>> BEGIN Dataset rows
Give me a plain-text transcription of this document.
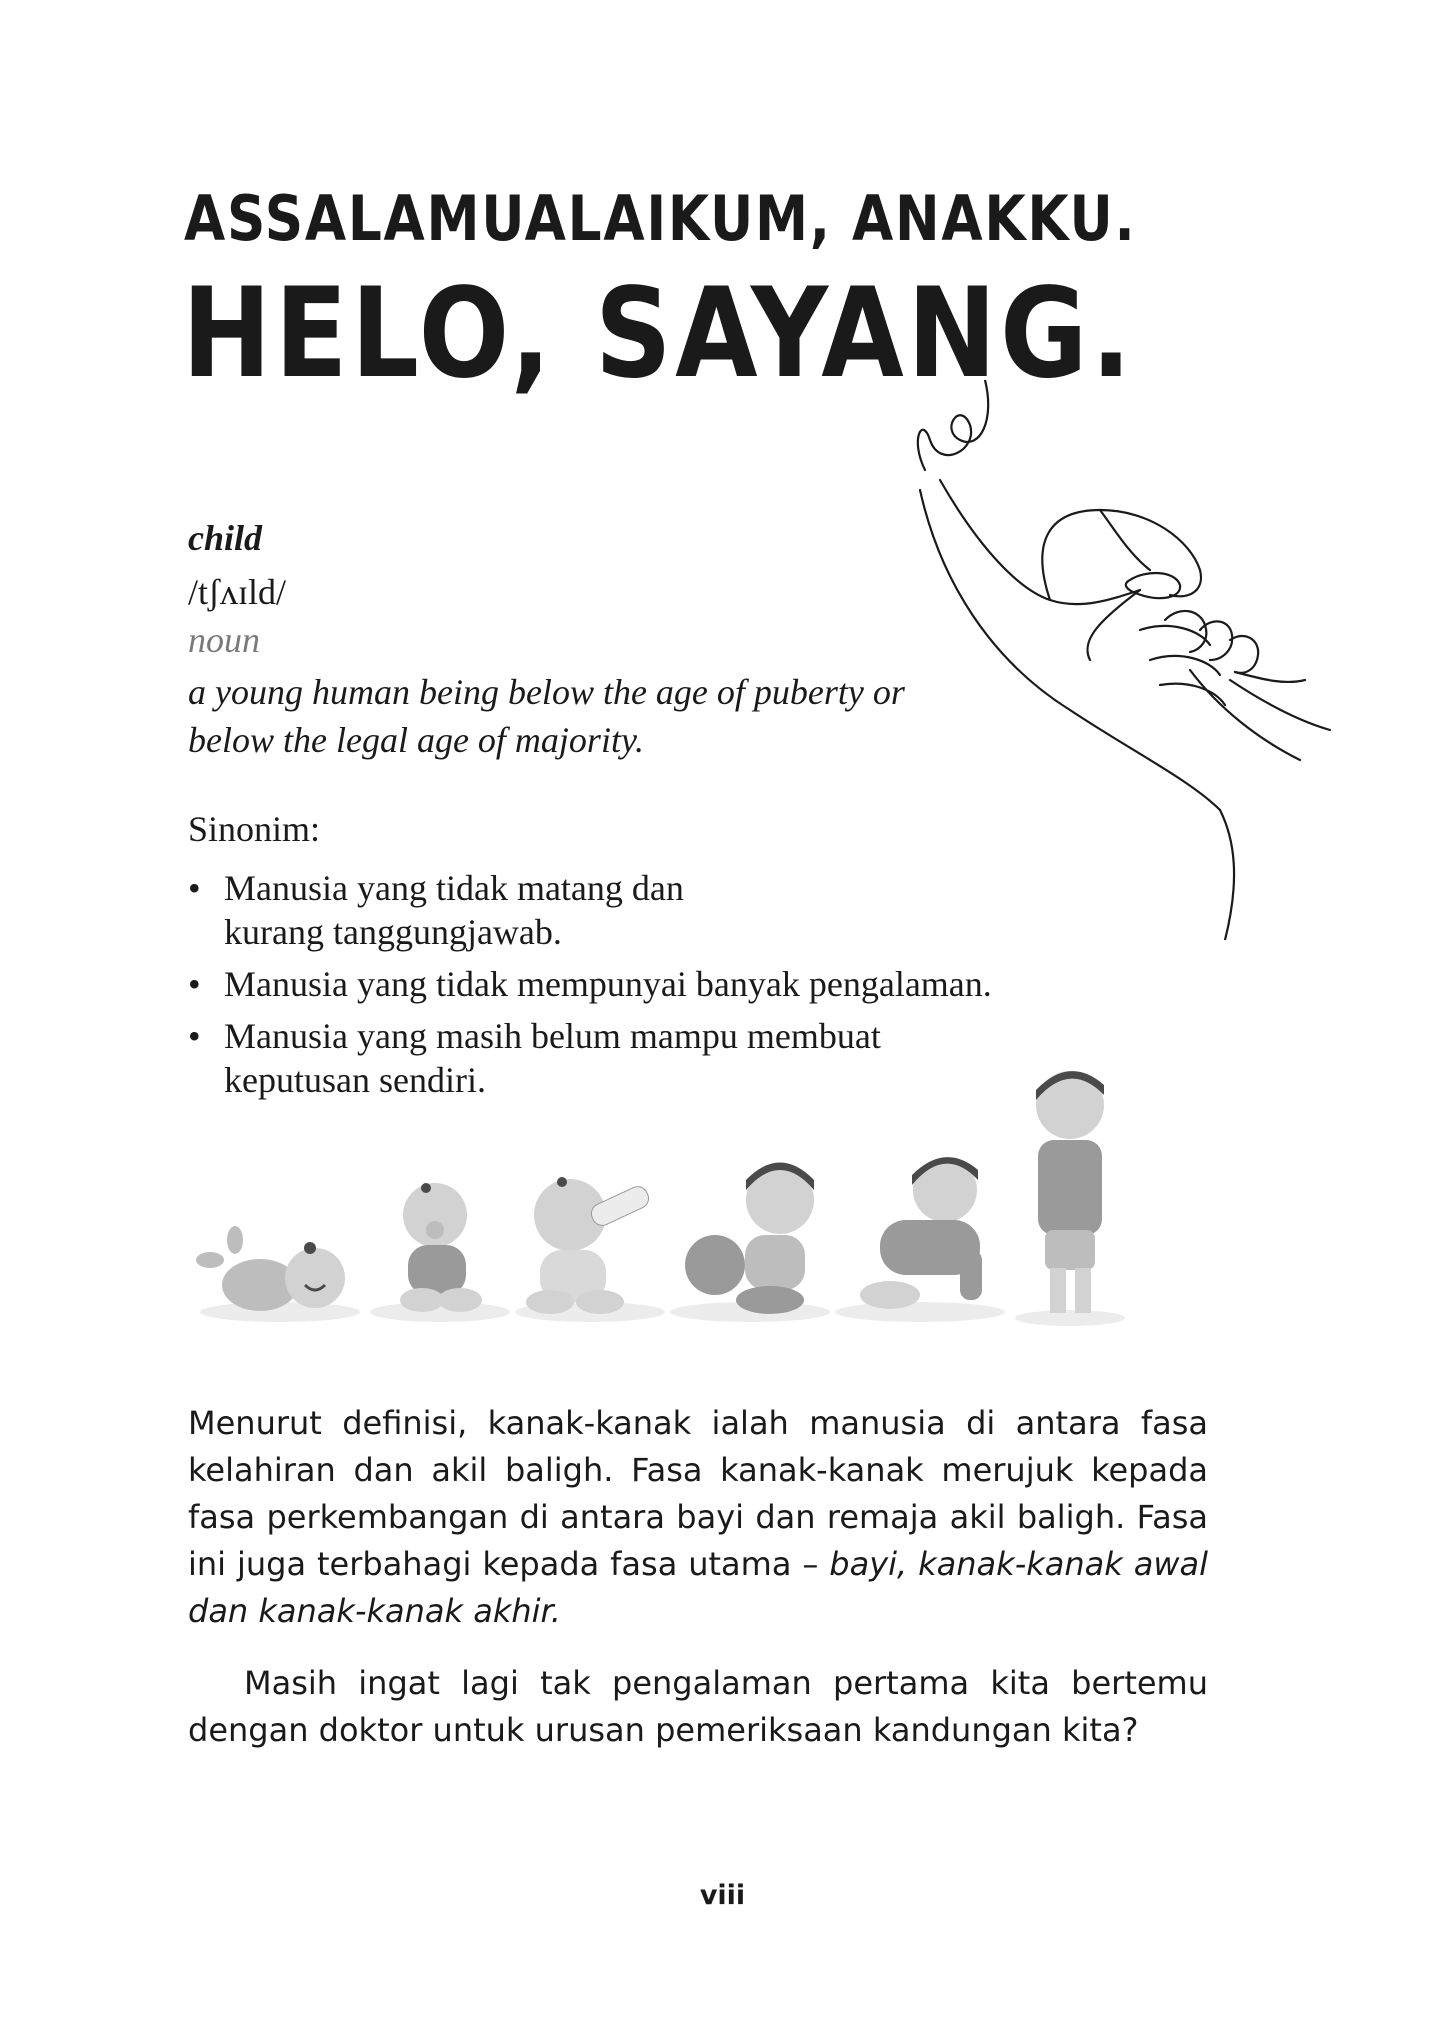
ASSALAMUALAIKUM, ANAKKU.
HELO, SAYANG.

child

/tʃʌɪld/

noun

a young human being below the age of puberty or below the legal age of majority.

Sinonim:

• Manusia yang tidak matang dan kurang tanggungjawab.
• Manusia yang tidak mempunyai banyak pengalaman.
• Manusia yang masih belum mampu membuat keputusan sendiri.

Menurut definisi, kanak-kanak ialah manusia di antara fasa kelahiran dan akil baligh. Fasa kanak-kanak merujuk kepada fasa perkembangan di antara bayi dan remaja akil baligh. Fasa ini juga terbahagi kepada fasa utama – bayi, kanak-kanak awal dan kanak-kanak akhir.

Masih ingat lagi tak pengalaman pertama kita bertemu dengan doktor untuk urusan pemeriksaan kandungan kita?

viii
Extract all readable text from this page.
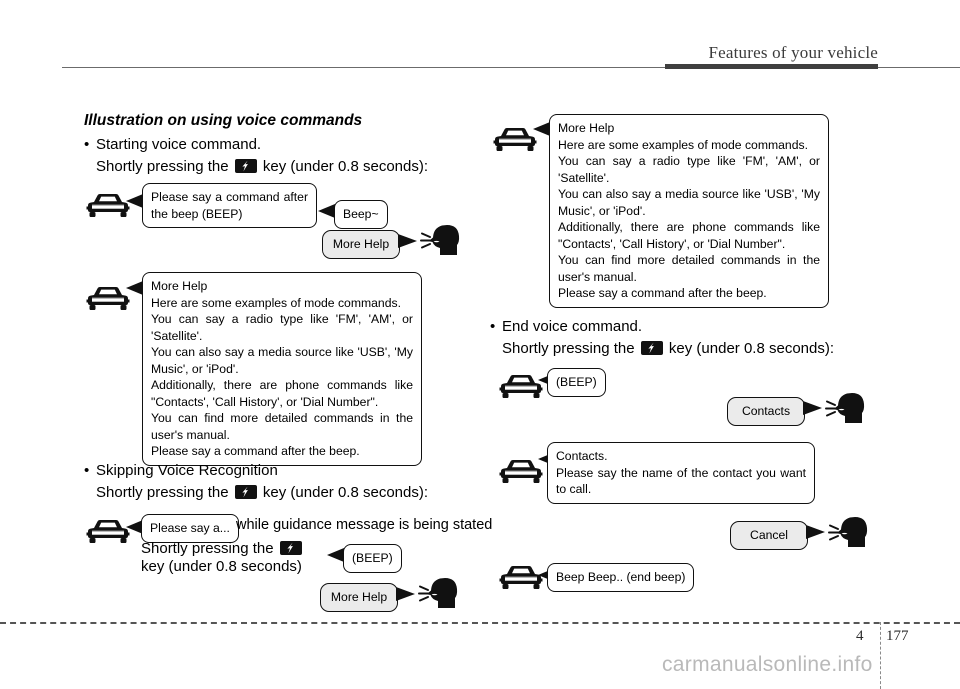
Features of your vehicle
Illustration on using voice commands
• Starting voice command.
Shortly pressing the key (under 0.8 seconds):

Please say a command after the beep (BEEP)	Beep~

More Help

More Help

Here are some examples of mode commands.

You can say a radio type like 'FM', 'AM', or 'Satellite'.

You can also say a media source like 'USB', 'My Music', or 'iPod'.

Additionally, there are phone commands like "Contacts', 'Call History', or 'Dial Number".

You can find more detailed commands in the user's manual.

Please say a command after the beep.

• Skipping Voice Recognition
Shortly pressing the key (under 0.8 seconds):

Please say a... while guidance message is being stated
Shortly pressing the
key (under 0.8 seconds)	(BEEP)

More Help

More Help

Here are some examples of mode commands.

You can say a radio type like 'FM', 'AM', or 'Satellite'.

You can also say a media source like 'USB', 'My Music', or 'iPod'.

Additionally, there are phone commands like "Contacts', 'Call History', or 'Dial Number".

You can find more detailed commands in the user's manual.

Please say a command after the beep.

• End voice command.
Shortly pressing the key (under 0.8 seconds):

(BEEP)

Contacts

Contacts.

Please say the name of the contact you want to call.

Cancel

Beep Beep.. (end beep)

4 177
carmanualsonline.info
>> END Dataset rows
## Direction
From the listing above, copy out each line where the word "Please" appears.

## Written response
Please say a command after the beep (BEEP)	Beep~
Please say a command after the beep.
Please say a... while guidance message is being stated
Please say a command after the beep.
Please say the name of the contact you want to call.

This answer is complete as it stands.